◆ What the task asks ◆
Transcribe the entries exactly; images are not part of the copy.

◆ Information provided ◆
────────────────────

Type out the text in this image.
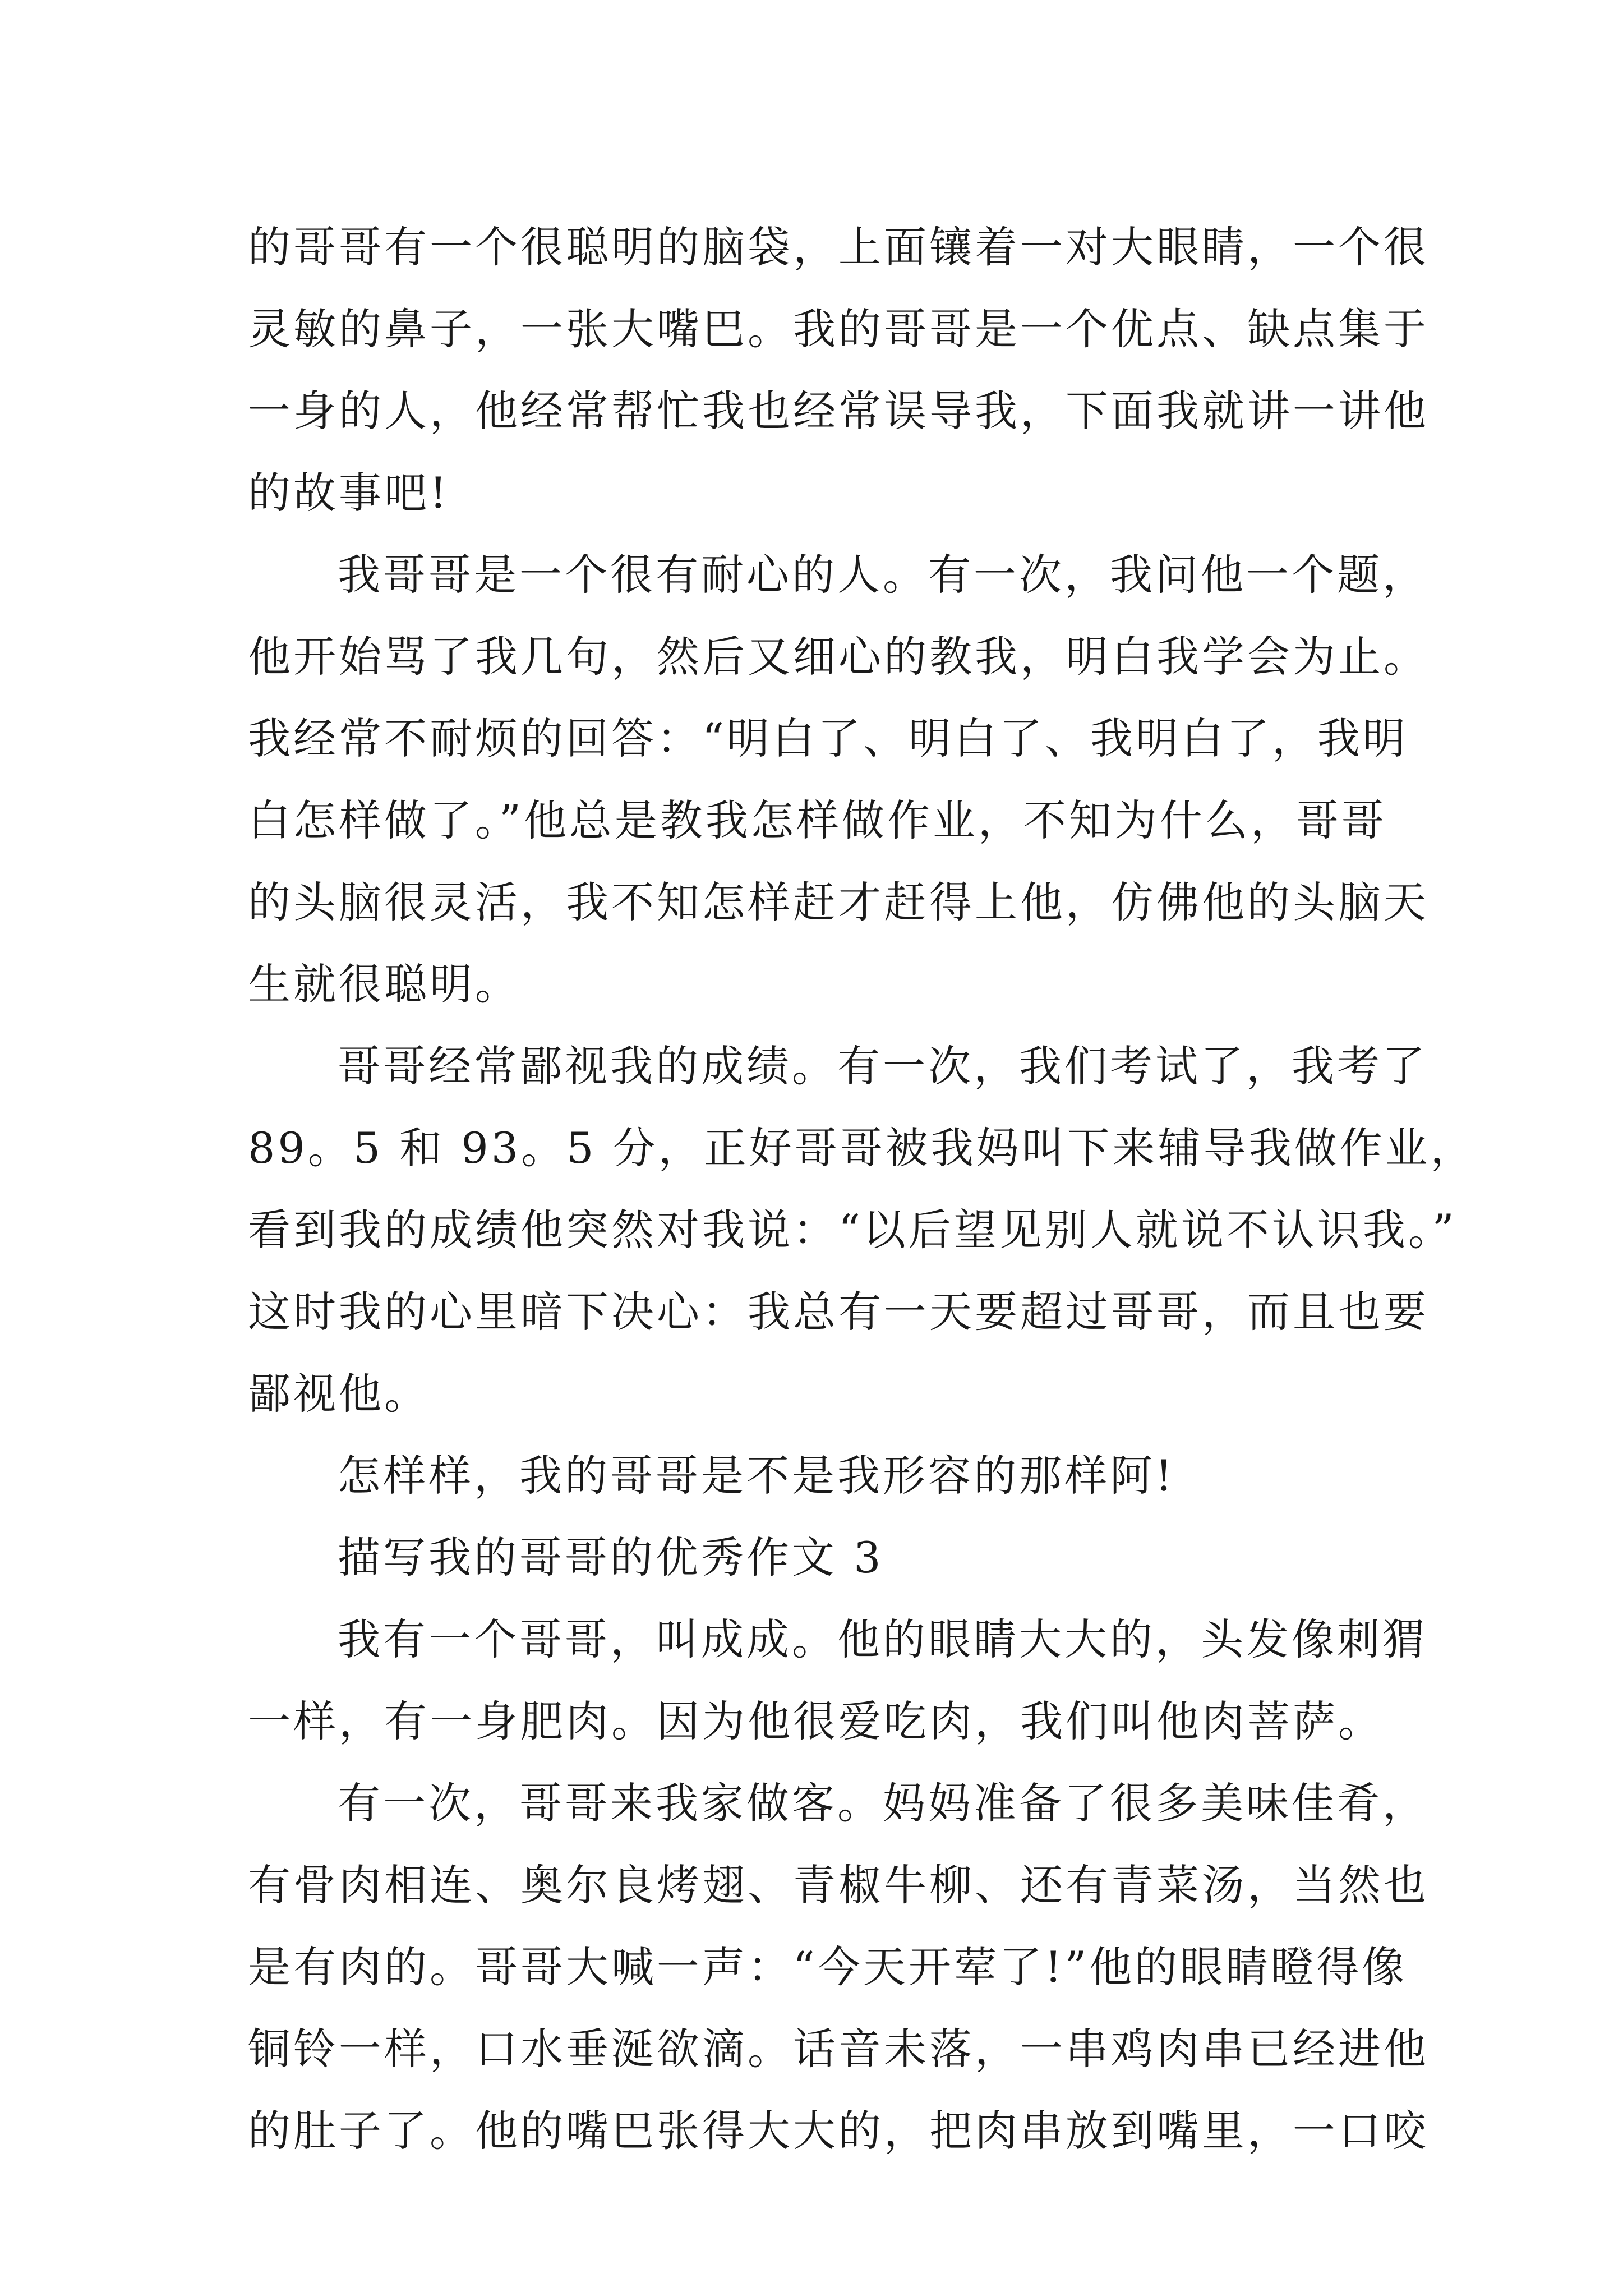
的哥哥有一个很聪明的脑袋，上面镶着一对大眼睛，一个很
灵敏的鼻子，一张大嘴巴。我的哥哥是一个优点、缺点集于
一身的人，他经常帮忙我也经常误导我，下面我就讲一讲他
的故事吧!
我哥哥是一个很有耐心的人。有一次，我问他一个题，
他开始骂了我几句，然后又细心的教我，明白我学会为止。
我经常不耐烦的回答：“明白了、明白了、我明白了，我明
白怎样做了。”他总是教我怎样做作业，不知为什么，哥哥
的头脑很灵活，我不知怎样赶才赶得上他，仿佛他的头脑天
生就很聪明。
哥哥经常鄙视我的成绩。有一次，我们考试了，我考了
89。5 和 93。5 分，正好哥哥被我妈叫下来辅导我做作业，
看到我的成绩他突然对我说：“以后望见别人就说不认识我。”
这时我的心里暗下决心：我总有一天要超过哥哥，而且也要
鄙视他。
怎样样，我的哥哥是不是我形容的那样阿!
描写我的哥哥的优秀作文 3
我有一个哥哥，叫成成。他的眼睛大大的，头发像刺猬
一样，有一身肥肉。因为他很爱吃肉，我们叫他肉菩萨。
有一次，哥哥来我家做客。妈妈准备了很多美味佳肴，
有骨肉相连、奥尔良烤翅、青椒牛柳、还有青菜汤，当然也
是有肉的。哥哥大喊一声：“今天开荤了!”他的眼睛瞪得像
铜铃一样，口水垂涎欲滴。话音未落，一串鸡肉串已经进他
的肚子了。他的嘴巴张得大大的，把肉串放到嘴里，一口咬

────────────────────

◆ Answer for the task ◆
Type out the text in this image.
的哥哥有一个很聪明的脑袋，上面镶着一对大眼睛，一个很
灵敏的鼻子，一张大嘴巴。我的哥哥是一个优点、缺点集于
一身的人，他经常帮忙我也经常误导我，下面我就讲一讲他
的故事吧!
我哥哥是一个很有耐心的人。有一次，我问他一个题，
他开始骂了我几句，然后又细心的教我，明白我学会为止。
我经常不耐烦的回答：“明白了、明白了、我明白了，我明
白怎样做了。”他总是教我怎样做作业，不知为什么，哥哥
的头脑很灵活，我不知怎样赶才赶得上他，仿佛他的头脑天
生就很聪明。
哥哥经常鄙视我的成绩。有一次，我们考试了，我考了
89。5 和 93。5 分，正好哥哥被我妈叫下来辅导我做作业，
看到我的成绩他突然对我说：“以后望见别人就说不认识我。”
这时我的心里暗下决心：我总有一天要超过哥哥，而且也要
鄙视他。
怎样样，我的哥哥是不是我形容的那样阿!
描写我的哥哥的优秀作文 3
我有一个哥哥，叫成成。他的眼睛大大的，头发像刺猬
一样，有一身肥肉。因为他很爱吃肉，我们叫他肉菩萨。
有一次，哥哥来我家做客。妈妈准备了很多美味佳肴，
有骨肉相连、奥尔良烤翅、青椒牛柳、还有青菜汤，当然也
是有肉的。哥哥大喊一声：“今天开荤了!”他的眼睛瞪得像
铜铃一样，口水垂涎欲滴。话音未落，一串鸡肉串已经进他
的肚子了。他的嘴巴张得大大的，把肉串放到嘴里，一口咬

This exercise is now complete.